Entries supplied:
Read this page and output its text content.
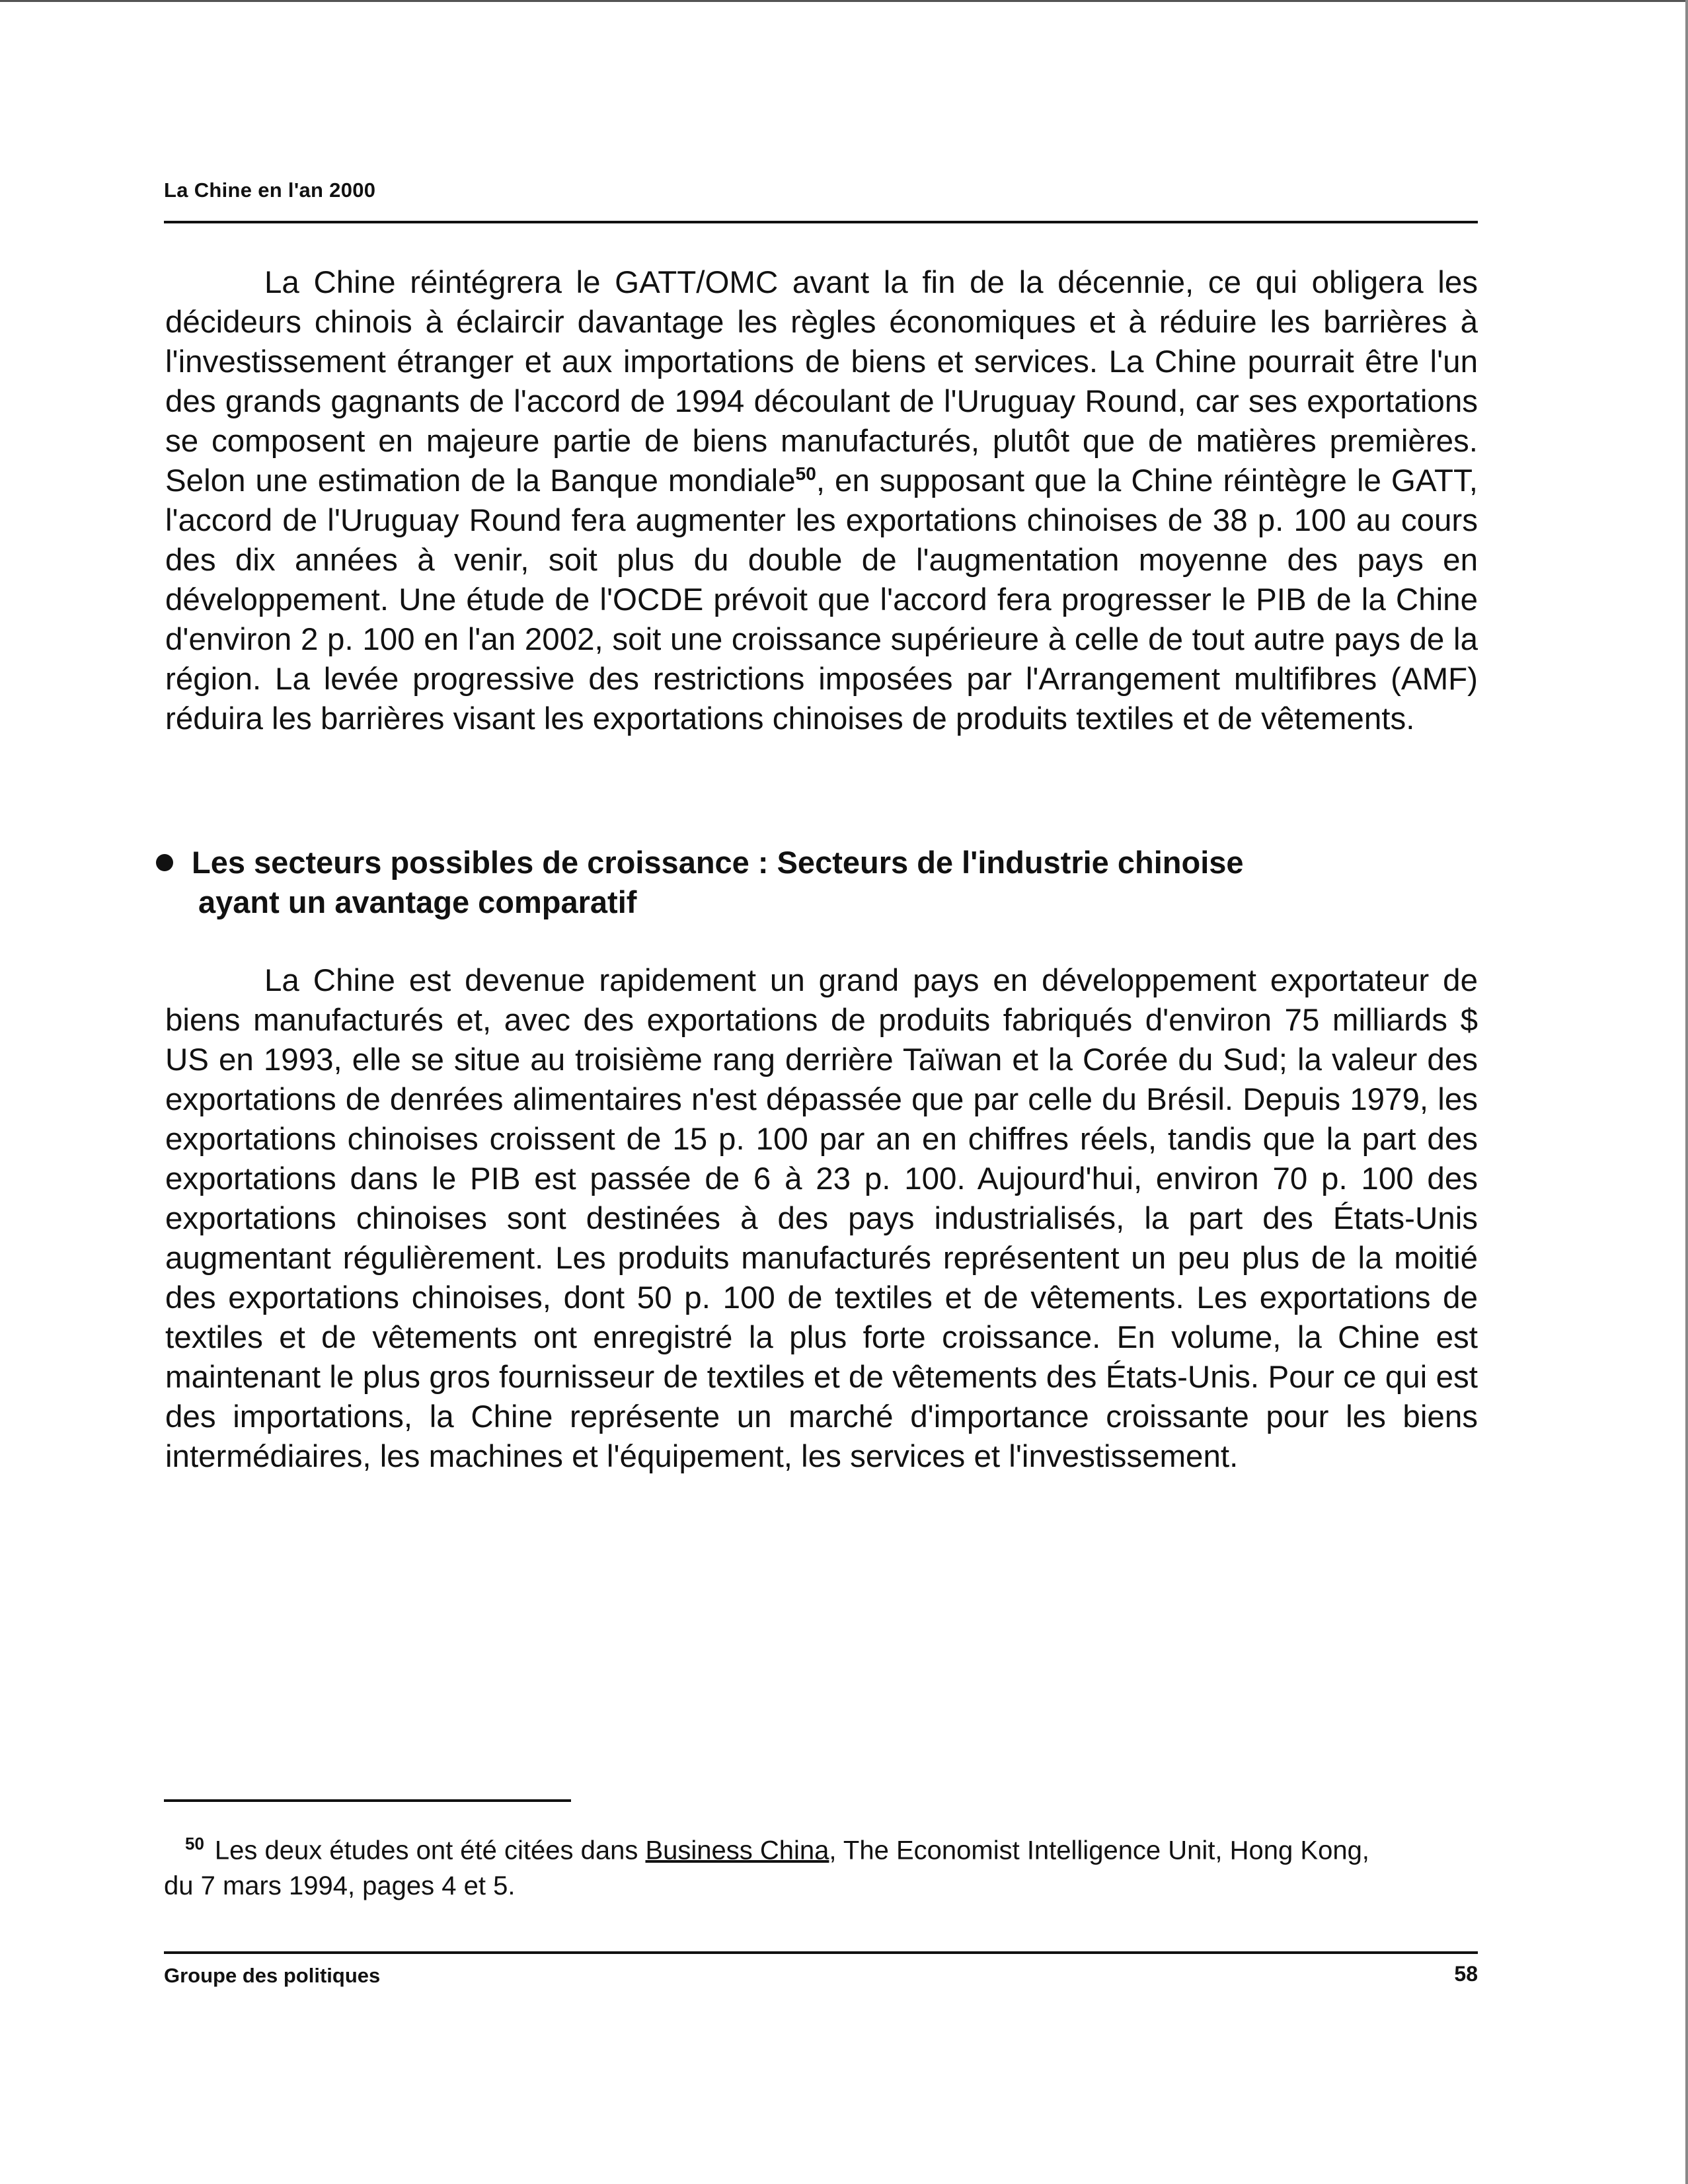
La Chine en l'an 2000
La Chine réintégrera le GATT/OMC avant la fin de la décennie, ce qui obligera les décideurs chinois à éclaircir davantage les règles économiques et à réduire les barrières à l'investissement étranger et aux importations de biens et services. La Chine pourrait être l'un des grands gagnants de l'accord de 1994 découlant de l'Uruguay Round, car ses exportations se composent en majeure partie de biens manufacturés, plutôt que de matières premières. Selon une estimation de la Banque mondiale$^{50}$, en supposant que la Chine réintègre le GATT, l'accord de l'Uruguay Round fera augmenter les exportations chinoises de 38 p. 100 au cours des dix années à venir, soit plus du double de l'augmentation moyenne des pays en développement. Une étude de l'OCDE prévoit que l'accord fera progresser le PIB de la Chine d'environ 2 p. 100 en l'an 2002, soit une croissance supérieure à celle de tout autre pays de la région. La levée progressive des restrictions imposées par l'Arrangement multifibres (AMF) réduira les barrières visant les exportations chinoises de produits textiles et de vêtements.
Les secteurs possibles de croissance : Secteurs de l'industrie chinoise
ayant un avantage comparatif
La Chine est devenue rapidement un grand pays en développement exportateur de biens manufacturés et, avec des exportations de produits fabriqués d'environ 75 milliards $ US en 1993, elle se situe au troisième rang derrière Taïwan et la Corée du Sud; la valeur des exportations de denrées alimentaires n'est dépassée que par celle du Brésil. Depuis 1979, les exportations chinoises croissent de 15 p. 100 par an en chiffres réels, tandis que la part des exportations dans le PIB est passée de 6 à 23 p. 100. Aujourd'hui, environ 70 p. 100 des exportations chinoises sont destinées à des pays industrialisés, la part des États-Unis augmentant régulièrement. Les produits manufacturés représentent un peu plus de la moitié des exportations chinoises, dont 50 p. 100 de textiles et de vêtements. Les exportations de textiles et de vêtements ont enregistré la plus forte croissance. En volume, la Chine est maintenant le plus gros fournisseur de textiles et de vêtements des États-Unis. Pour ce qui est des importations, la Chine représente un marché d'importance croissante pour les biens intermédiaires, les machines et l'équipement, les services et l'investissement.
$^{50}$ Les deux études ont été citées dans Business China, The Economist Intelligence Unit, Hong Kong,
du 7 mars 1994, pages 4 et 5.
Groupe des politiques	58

* * *

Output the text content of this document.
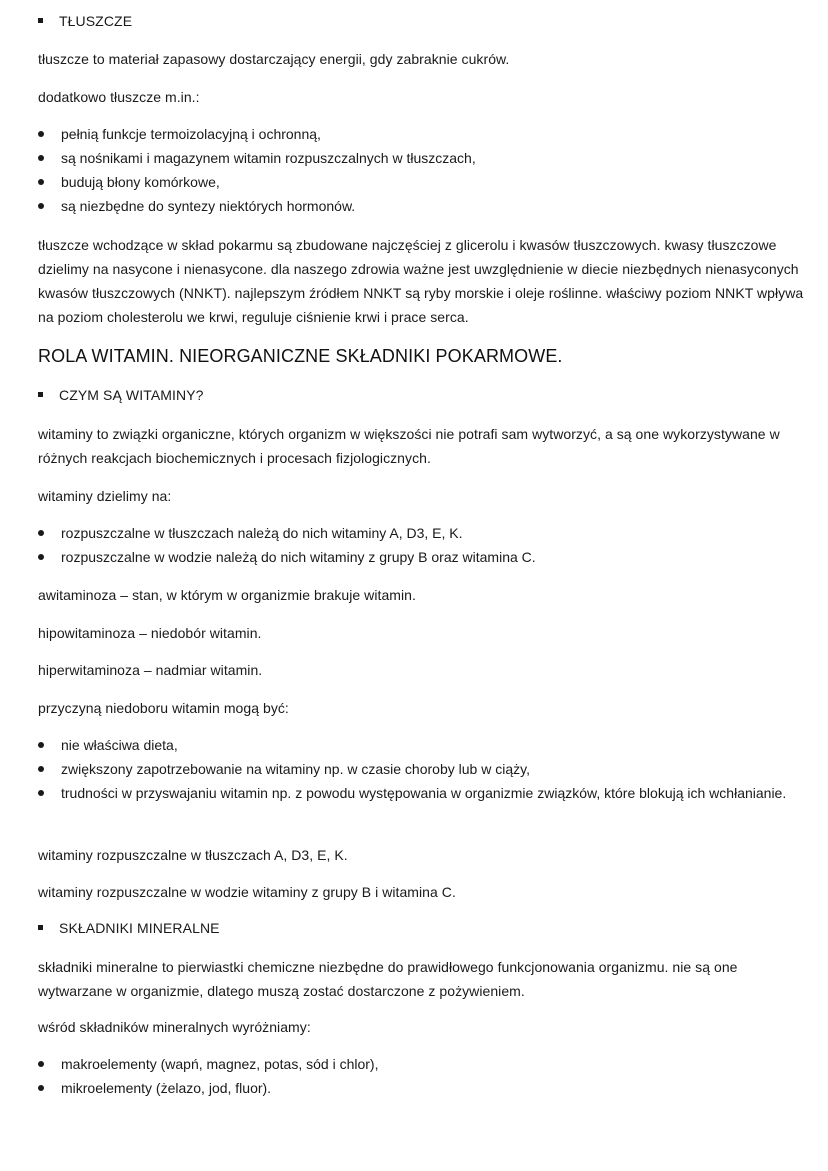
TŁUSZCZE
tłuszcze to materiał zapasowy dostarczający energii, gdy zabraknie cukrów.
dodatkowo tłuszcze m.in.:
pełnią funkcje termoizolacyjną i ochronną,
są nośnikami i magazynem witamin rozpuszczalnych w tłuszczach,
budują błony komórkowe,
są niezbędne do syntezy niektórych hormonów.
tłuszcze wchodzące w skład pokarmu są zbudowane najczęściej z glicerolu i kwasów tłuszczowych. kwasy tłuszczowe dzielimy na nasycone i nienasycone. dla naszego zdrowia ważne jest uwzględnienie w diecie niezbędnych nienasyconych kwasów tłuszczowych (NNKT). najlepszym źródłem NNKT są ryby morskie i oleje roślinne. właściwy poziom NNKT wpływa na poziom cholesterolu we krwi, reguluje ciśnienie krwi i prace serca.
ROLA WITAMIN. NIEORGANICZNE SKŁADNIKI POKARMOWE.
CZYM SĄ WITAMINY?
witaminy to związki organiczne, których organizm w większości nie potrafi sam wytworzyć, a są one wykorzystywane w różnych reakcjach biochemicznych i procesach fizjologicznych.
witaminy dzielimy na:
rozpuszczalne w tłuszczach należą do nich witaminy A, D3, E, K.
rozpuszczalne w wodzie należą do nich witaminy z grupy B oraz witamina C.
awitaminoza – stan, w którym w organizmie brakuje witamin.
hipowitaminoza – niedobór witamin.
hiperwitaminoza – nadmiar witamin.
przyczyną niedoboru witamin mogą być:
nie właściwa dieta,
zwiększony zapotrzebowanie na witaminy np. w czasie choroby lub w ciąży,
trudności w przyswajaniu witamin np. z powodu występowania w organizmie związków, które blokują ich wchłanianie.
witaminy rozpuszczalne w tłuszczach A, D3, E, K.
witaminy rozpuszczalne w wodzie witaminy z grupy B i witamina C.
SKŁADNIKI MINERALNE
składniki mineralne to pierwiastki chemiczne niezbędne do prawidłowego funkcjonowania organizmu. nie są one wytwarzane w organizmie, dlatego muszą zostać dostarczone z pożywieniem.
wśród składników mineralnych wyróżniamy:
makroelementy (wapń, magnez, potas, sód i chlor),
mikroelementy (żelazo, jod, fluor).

Work required: Report each line of the material above where the word "tłuszczach" appears.

Result for this exercise:
są nośnikami i magazynem witamin rozpuszczalnych w tłuszczach,
rozpuszczalne w tłuszczach należą do nich witaminy A, D3, E, K.
witaminy rozpuszczalne w tłuszczach A, D3, E, K.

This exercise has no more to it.